◆ Short task ◆
Transcribe all of the material exactly, except for its pictures.

◆ Excerpted records ◆

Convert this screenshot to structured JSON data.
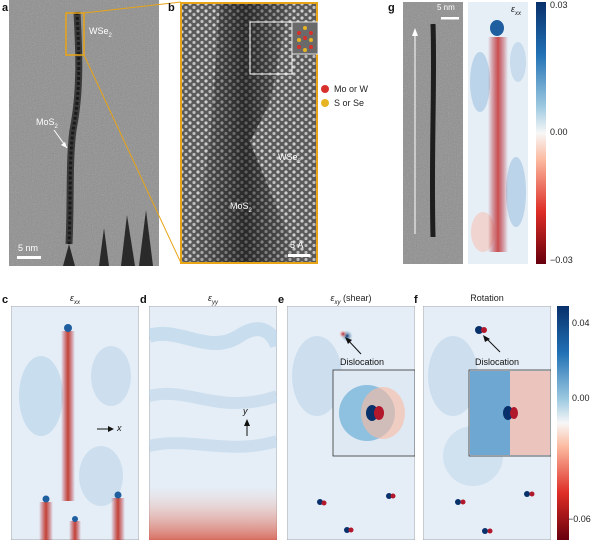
{
  "panels": {
    "a": {
      "label": "a",
      "wse2": "WSe",
      "mos2": "MoS",
      "sub": "2",
      "scale": "5 nm"
    },
    "b": {
      "label": "b",
      "wse2": "WSe",
      "mos2": "MoS",
      "sub": "2",
      "scale": "5 Å",
      "legend": [
        {
          "text": "Mo or W",
          "color": "#d8302a"
        },
        {
          "text": "S or Se",
          "color": "#e6b422"
        }
      ]
    },
    "g": {
      "label": "g",
      "scale": "5 nm",
      "map_title": "ε",
      "colorbar": {
        "ticks": [
          "0.03",
          "0.00",
          "−0.03"
        ]
      }
    },
    "c": {
      "label": "c",
      "title": "ε",
      "axis": "x"
    },
    "d": {
      "label": "d",
      "title": "ε",
      "axis": "y"
    },
    "e": {
      "label": "e",
      "title": "ε",
      "title_suffix": " (shear)",
      "annotation": "Dislocation"
    },
    "f": {
      "label": "f",
      "title": "Rotation",
      "annotation": "Dislocation"
    }
  },
  "subscripts": {
    "g": "xx",
    "c": "xx",
    "d": "yy",
    "e": "xy"
  },
  "bottom_colorbar": {
    "ticks": [
      "0.04",
      "0.00",
      "−0.06"
    ]
  },
  "colors": {
    "frame": "#e8a417",
    "blue": "#1f5fa0",
    "red": "#b2182b"
  }
}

◆ Answer to this exercise ◆
Convert this screenshot to structured JSON data.
{
  "panels": {
    "a": {
      "label": "a",
      "wse2": "WSe",
      "mos2": "MoS",
      "sub": "2",
      "scale": "5 nm"
    },
    "b": {
      "label": "b",
      "wse2": "WSe",
      "mos2": "MoS",
      "sub": "2",
      "scale": "5 Å",
      "legend": [
        {
          "text": "Mo or W",
          "color": "#d8302a"
        },
        {
          "text": "S or Se",
          "color": "#e6b422"
        }
      ]
    },
    "g": {
      "label": "g",
      "scale": "5 nm",
      "map_title": "ε",
      "colorbar": {
        "ticks": [
          "0.03",
          "0.00",
          "−0.03"
        ]
      }
    },
    "c": {
      "label": "c",
      "title": "ε",
      "axis": "x"
    },
    "d": {
      "label": "d",
      "title": "ε",
      "axis": "y"
    },
    "e": {
      "label": "e",
      "title": "ε",
      "title_suffix": " (shear)",
      "annotation": "Dislocation"
    },
    "f": {
      "label": "f",
      "title": "Rotation",
      "annotation": "Dislocation"
    }
  },
  "subscripts": {
    "g": "xx",
    "c": "xx",
    "d": "yy",
    "e": "xy"
  },
  "bottom_colorbar": {
    "ticks": [
      "0.04",
      "0.00",
      "−0.06"
    ]
  },
  "colors": {
    "frame": "#e8a417",
    "blue": "#1f5fa0",
    "red": "#b2182b"
  }
}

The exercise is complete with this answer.